= PROBLEM DESCRIPTION =
From the entries below, list each line with "Progenitors".

= INPUT DATA =
========================================================================

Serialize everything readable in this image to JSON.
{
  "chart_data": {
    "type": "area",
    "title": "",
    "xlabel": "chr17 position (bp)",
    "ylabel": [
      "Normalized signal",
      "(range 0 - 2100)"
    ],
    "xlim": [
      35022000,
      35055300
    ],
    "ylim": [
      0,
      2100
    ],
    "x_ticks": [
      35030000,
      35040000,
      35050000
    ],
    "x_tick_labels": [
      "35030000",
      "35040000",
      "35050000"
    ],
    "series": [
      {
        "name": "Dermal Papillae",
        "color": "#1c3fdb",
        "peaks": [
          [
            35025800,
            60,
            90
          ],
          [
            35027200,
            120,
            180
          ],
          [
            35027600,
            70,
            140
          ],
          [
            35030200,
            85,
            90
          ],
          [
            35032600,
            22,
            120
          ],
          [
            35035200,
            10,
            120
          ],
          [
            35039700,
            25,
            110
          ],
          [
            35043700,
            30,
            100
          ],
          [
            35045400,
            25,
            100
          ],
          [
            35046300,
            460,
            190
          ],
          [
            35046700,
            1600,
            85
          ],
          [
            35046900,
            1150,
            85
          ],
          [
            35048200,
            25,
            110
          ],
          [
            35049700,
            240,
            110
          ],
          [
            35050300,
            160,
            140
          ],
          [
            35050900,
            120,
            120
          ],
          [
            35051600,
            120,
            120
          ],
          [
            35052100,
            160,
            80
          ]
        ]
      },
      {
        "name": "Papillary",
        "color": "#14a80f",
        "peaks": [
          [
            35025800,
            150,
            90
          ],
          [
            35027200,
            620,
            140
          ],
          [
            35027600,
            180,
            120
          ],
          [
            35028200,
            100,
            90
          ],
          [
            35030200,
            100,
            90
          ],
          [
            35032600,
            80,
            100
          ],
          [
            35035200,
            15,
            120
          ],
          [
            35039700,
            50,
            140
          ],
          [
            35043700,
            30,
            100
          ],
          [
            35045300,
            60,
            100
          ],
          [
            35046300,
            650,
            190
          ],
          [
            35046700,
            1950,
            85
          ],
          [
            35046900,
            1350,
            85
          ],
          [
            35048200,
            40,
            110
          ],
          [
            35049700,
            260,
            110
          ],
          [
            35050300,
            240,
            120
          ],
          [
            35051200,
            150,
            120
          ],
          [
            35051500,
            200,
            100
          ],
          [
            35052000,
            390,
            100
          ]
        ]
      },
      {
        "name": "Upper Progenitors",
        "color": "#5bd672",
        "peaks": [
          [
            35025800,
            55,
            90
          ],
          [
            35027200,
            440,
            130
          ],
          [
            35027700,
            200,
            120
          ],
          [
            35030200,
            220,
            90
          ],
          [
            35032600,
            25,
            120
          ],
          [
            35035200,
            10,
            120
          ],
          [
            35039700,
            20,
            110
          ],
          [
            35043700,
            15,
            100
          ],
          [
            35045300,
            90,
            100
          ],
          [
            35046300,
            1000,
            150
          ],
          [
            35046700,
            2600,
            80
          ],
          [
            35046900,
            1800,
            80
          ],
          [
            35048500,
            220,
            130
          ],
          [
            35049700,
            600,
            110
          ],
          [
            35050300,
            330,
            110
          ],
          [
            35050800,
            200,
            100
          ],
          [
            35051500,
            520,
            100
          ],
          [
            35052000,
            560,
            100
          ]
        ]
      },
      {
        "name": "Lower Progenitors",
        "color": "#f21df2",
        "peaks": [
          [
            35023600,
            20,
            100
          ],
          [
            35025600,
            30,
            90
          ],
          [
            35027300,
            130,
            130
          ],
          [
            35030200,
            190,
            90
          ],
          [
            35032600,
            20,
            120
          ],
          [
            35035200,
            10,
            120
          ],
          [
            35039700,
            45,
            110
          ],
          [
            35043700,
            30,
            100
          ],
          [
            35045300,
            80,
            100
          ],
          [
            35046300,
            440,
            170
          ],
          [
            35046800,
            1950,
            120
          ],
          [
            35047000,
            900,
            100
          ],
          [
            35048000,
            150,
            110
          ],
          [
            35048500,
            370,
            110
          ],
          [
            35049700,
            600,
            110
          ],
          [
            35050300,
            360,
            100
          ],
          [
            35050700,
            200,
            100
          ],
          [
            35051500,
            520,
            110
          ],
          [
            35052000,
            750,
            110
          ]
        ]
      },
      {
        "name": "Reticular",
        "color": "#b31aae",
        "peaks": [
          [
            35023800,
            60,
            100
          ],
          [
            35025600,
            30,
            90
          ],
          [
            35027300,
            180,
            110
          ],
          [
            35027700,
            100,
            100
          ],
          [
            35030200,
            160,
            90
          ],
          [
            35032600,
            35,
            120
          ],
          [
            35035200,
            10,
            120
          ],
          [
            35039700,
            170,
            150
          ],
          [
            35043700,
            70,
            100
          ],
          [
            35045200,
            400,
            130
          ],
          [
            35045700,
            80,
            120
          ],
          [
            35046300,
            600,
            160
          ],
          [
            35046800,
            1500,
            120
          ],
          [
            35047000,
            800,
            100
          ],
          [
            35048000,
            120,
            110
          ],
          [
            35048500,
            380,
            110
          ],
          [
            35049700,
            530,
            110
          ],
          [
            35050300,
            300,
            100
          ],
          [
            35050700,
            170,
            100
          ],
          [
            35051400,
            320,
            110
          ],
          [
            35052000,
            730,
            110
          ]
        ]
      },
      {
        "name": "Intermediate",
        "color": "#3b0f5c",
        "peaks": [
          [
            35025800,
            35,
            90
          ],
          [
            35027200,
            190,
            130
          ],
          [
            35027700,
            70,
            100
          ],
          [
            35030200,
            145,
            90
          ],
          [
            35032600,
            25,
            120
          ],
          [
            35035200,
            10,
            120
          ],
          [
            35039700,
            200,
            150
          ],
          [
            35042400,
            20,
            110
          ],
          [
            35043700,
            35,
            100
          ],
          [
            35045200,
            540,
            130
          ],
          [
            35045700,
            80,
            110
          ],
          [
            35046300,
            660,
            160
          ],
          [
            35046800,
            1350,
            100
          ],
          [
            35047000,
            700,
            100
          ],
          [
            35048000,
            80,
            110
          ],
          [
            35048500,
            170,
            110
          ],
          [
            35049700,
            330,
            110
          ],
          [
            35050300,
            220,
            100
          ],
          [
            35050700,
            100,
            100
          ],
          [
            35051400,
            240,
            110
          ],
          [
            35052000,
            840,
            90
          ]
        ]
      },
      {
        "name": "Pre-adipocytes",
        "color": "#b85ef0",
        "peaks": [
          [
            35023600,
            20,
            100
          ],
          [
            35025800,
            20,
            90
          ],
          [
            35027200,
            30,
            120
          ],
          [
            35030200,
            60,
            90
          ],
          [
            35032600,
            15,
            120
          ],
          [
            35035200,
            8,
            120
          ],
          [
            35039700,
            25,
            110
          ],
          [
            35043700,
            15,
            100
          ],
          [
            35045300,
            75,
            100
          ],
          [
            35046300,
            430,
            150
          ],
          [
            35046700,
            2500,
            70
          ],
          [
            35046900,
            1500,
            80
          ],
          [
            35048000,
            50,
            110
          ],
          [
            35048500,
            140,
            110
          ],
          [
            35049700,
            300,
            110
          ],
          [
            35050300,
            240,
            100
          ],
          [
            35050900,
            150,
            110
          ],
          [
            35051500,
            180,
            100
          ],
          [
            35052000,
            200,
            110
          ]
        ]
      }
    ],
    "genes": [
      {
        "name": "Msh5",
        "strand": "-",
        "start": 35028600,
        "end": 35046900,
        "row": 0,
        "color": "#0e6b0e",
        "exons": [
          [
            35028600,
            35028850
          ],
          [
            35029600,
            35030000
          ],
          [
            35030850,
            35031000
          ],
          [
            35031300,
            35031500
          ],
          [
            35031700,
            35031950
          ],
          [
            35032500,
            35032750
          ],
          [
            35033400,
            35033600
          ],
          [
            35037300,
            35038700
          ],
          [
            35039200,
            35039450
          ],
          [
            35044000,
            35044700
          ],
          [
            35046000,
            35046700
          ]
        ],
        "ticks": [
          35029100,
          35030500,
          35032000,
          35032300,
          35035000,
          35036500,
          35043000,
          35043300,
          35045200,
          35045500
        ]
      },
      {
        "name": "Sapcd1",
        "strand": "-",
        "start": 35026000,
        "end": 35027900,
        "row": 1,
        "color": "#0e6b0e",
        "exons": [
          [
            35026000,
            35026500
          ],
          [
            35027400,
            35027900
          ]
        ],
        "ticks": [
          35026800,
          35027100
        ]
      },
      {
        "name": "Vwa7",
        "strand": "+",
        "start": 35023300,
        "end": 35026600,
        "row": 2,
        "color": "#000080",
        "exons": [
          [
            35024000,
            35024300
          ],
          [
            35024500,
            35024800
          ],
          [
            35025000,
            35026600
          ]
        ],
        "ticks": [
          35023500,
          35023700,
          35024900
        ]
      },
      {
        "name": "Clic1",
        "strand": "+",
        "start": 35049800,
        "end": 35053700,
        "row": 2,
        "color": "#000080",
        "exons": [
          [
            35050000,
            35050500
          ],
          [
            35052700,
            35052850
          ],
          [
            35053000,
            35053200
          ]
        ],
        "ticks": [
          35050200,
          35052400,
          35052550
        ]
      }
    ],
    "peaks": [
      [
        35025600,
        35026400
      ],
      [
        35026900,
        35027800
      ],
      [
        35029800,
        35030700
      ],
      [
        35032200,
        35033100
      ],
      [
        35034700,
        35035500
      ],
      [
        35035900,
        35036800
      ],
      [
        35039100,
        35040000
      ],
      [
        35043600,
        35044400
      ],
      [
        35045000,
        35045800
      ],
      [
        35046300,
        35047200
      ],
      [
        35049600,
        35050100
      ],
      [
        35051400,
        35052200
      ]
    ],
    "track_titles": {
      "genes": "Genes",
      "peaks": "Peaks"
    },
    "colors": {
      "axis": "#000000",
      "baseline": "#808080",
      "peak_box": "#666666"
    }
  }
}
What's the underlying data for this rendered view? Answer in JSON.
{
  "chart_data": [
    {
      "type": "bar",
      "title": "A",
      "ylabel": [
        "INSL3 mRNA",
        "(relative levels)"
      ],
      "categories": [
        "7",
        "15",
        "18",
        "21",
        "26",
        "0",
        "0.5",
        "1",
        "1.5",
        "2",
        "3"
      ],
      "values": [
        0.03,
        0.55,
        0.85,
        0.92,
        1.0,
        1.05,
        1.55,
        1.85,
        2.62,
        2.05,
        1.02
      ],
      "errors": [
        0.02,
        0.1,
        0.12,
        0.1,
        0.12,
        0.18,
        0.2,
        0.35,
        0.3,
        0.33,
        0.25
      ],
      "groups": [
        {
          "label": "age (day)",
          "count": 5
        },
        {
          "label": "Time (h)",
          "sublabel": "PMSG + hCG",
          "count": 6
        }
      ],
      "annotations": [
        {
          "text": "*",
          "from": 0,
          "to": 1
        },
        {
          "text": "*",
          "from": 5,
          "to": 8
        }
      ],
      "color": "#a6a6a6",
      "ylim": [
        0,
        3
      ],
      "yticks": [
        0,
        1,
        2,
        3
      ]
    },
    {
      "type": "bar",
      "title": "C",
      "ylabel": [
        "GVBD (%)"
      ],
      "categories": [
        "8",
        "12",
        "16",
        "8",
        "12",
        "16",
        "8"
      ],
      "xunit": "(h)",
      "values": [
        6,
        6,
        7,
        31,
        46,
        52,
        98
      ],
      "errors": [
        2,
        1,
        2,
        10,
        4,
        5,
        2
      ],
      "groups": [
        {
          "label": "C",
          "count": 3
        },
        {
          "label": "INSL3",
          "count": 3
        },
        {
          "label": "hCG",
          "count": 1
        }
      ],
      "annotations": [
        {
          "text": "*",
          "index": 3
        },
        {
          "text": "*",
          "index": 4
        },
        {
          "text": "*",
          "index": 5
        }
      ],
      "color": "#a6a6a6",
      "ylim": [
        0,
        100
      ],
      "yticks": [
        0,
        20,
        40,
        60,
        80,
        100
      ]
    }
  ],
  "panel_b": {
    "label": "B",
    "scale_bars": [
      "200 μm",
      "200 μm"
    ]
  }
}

========================================================================

= SOLUTION FOR THIS EXERCISE =
        "name": "Upper Progenitors",
        "name": "Lower Progenitors",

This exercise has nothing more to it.